------ Data supplied ------
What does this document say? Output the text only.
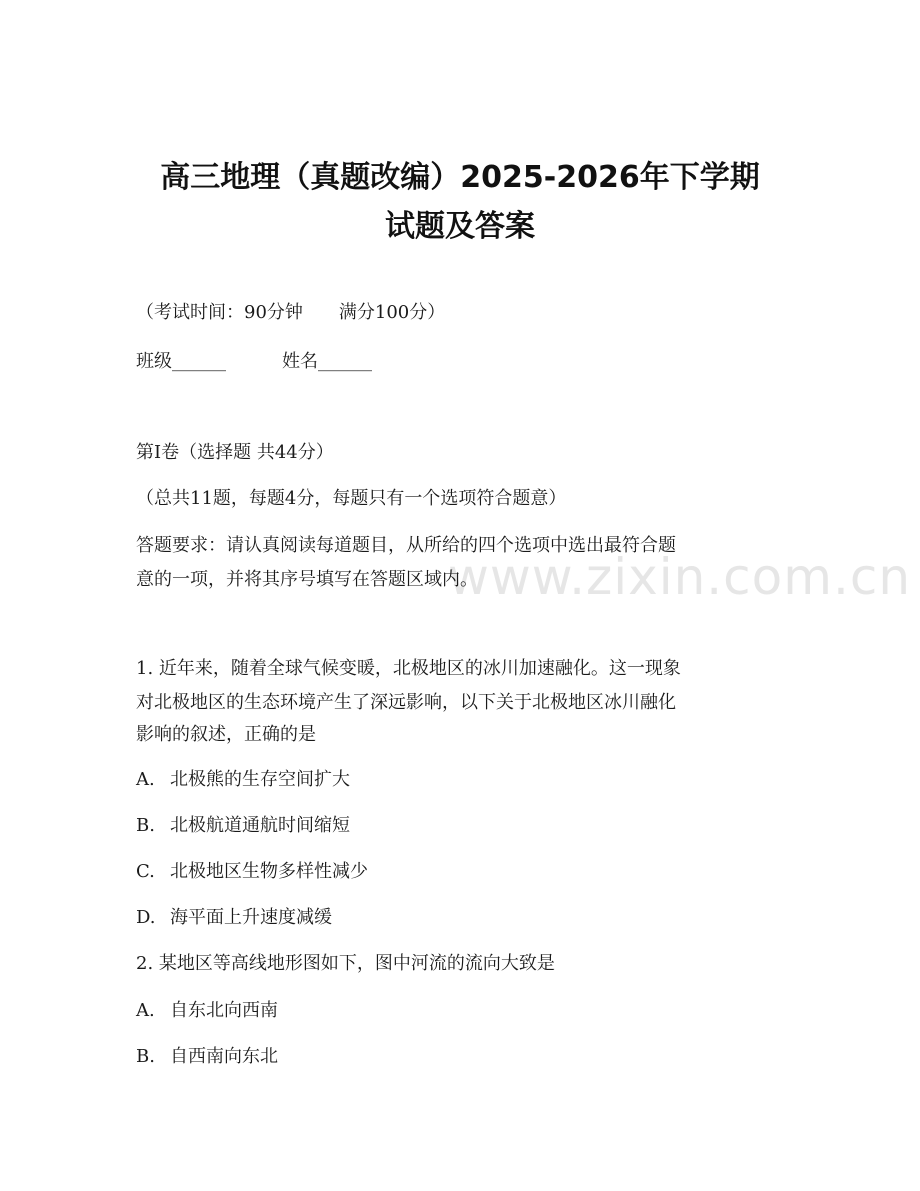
www.zixin.com.cn
高三地理（真题改编）2025-2026年下学期
试题及答案
（考试时间：90分钟　　满分100分）
班级______	姓名______
第I卷（选择题 共44分）
（总共11题，每题4分，每题只有一个选项符合题意）
答题要求：请认真阅读每道题目，从所给的四个选项中选出最符合题
意的一项，并将其序号填写在答题区域内。
1. 近年来，随着全球气候变暖，北极地区的冰川加速融化。这一现象
对北极地区的生态环境产生了深远影响，以下关于北极地区冰川融化
影响的叙述，正确的是
A. 北极熊的生存空间扩大
B. 北极航道通航时间缩短
C. 北极地区生物多样性减少
D. 海平面上升速度减缓
2. 某地区等高线地形图如下，图中河流的流向大致是
A. 自东北向西南
B. 自西南向东北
------
Drop the images and quote the entries word for word.

What does this document say? Output the text only.
www.zixin.com.cn
高三地理（真题改编）2025-2026年下学期
试题及答案
（考试时间：90分钟　　满分100分）
班级______	姓名______
第I卷（选择题 共44分）
（总共11题，每题4分，每题只有一个选项符合题意）
答题要求：请认真阅读每道题目，从所给的四个选项中选出最符合题
意的一项，并将其序号填写在答题区域内。
1. 近年来，随着全球气候变暖，北极地区的冰川加速融化。这一现象
对北极地区的生态环境产生了深远影响，以下关于北极地区冰川融化
影响的叙述，正确的是
A. 北极熊的生存空间扩大
B. 北极航道通航时间缩短
C. 北极地区生物多样性减少
D. 海平面上升速度减缓
2. 某地区等高线地形图如下，图中河流的流向大致是
A. 自东北向西南
B. 自西南向东北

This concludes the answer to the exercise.